GIVEN INSTRUCTION
Copy the listing verbatim, excluding any images found in it.

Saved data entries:

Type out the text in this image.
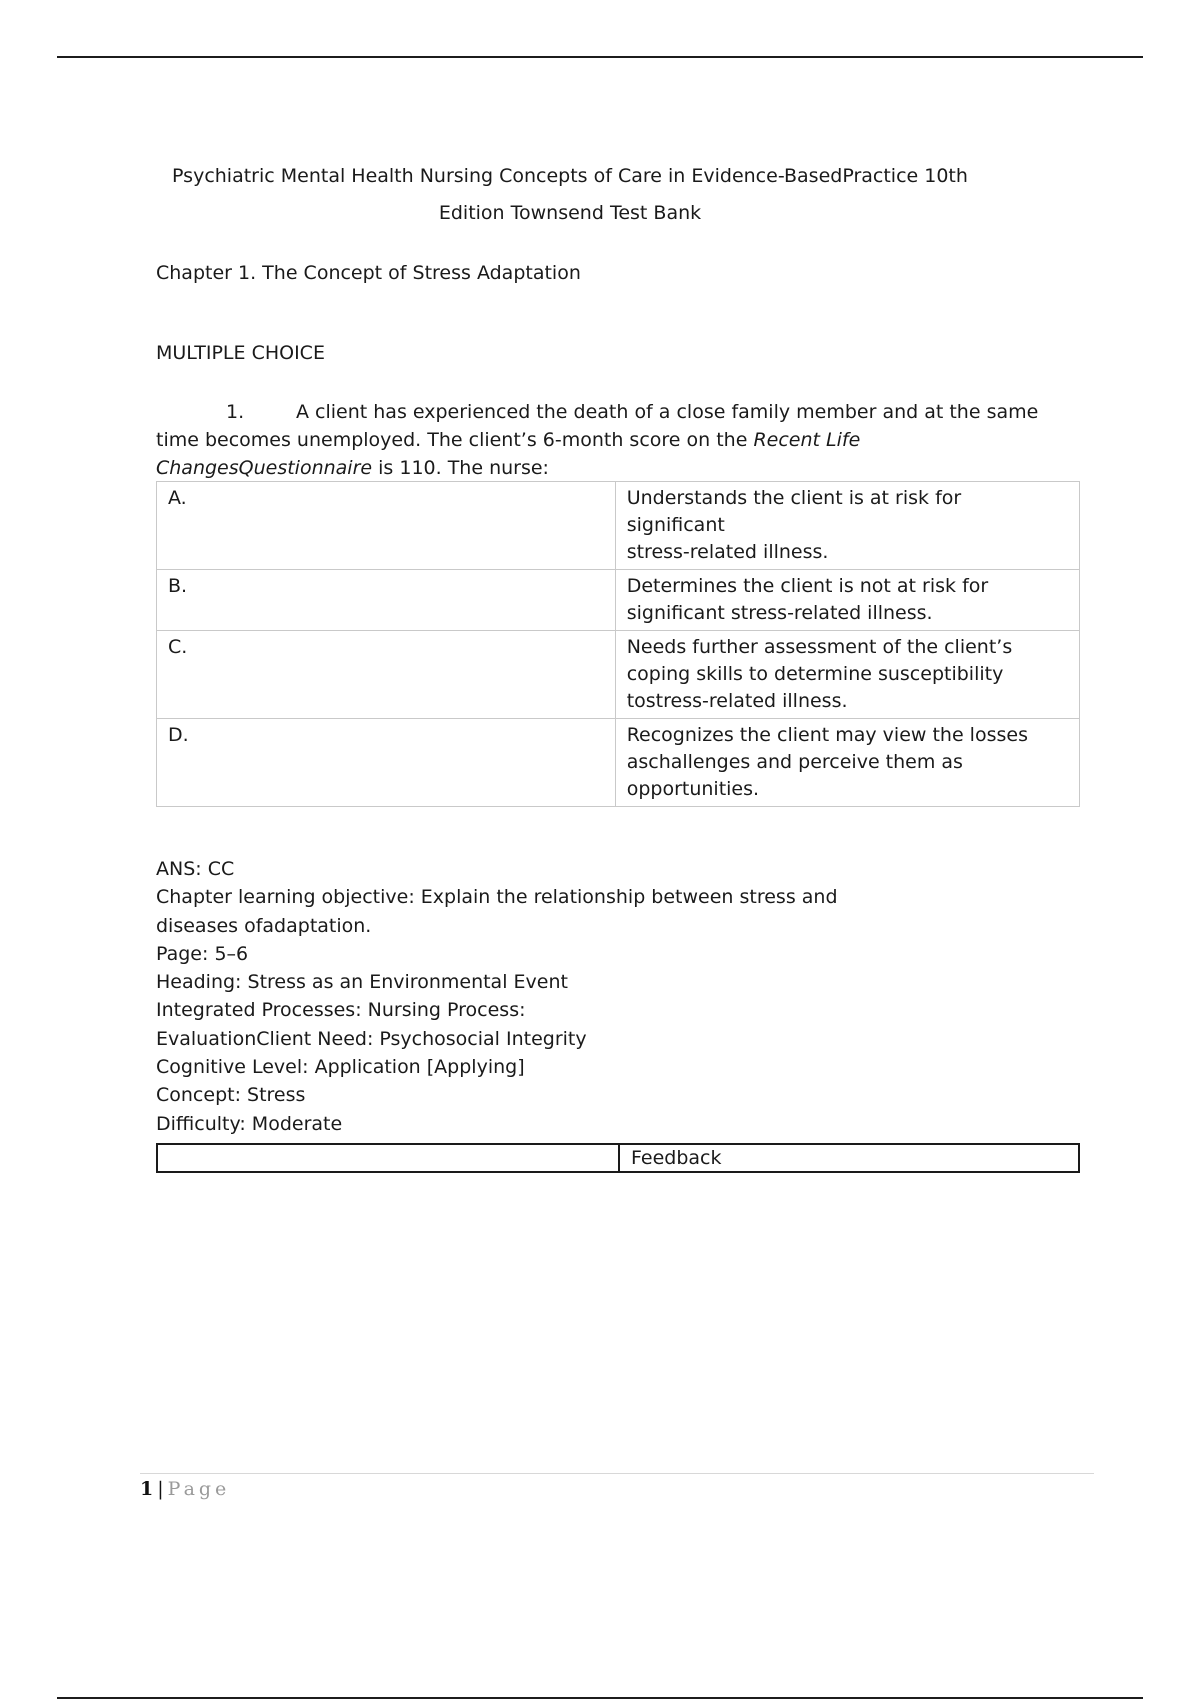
Psychiatric Mental Health Nursing Concepts of Care in Evidence-BasedPractice 10th
Edition Townsend Test Bank
Chapter 1. The Concept of Stress Adaptation
MULTIPLE CHOICE
1.	A client has experienced the death of a close family member and at the same time becomes unemployed. The client’s 6-month score on the Recent Life
ChangesQuestionnaire is 110. The nurse:
A.	Understands the client is at risk for
significant
stress-related illness.

B.	Determines the client is not at risk for
significant stress-related illness.

C.	Needs further assessment of the client’s
coping skills to determine susceptibility
tostress-related illness.

D.	Recognizes the client may view the losses
aschallenges and perceive them as
opportunities.
ANS: CC
Chapter learning objective: Explain the relationship between stress and
diseases ofadaptation.
Page: 5–6
Heading: Stress as an Environmental Event
Integrated Processes: Nursing Process:
EvaluationClient Need: Psychosocial Integrity
Cognitive Level: Application [Applying]
Concept: Stress
Difficulty: Moderate
	Feedback
1 | Page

EXERCISE ANSWER
Type out the text in this image.
Psychiatric Mental Health Nursing Concepts of Care in Evidence-BasedPractice 10th
Edition Townsend Test Bank
Chapter 1. The Concept of Stress Adaptation
MULTIPLE CHOICE
1.	A client has experienced the death of a close family member and at the same time becomes unemployed. The client’s 6-month score on the Recent Life
ChangesQuestionnaire is 110. The nurse:
A.	Understands the client is at risk for
significant
stress-related illness.

B.	Determines the client is not at risk for
significant stress-related illness.

C.	Needs further assessment of the client’s
coping skills to determine susceptibility
tostress-related illness.

D.	Recognizes the client may view the losses
aschallenges and perceive them as
opportunities.
ANS: CC
Chapter learning objective: Explain the relationship between stress and
diseases ofadaptation.
Page: 5–6
Heading: Stress as an Environmental Event
Integrated Processes: Nursing Process:
EvaluationClient Need: Psychosocial Integrity
Cognitive Level: Application [Applying]
Concept: Stress
Difficulty: Moderate
	Feedback
1 | Page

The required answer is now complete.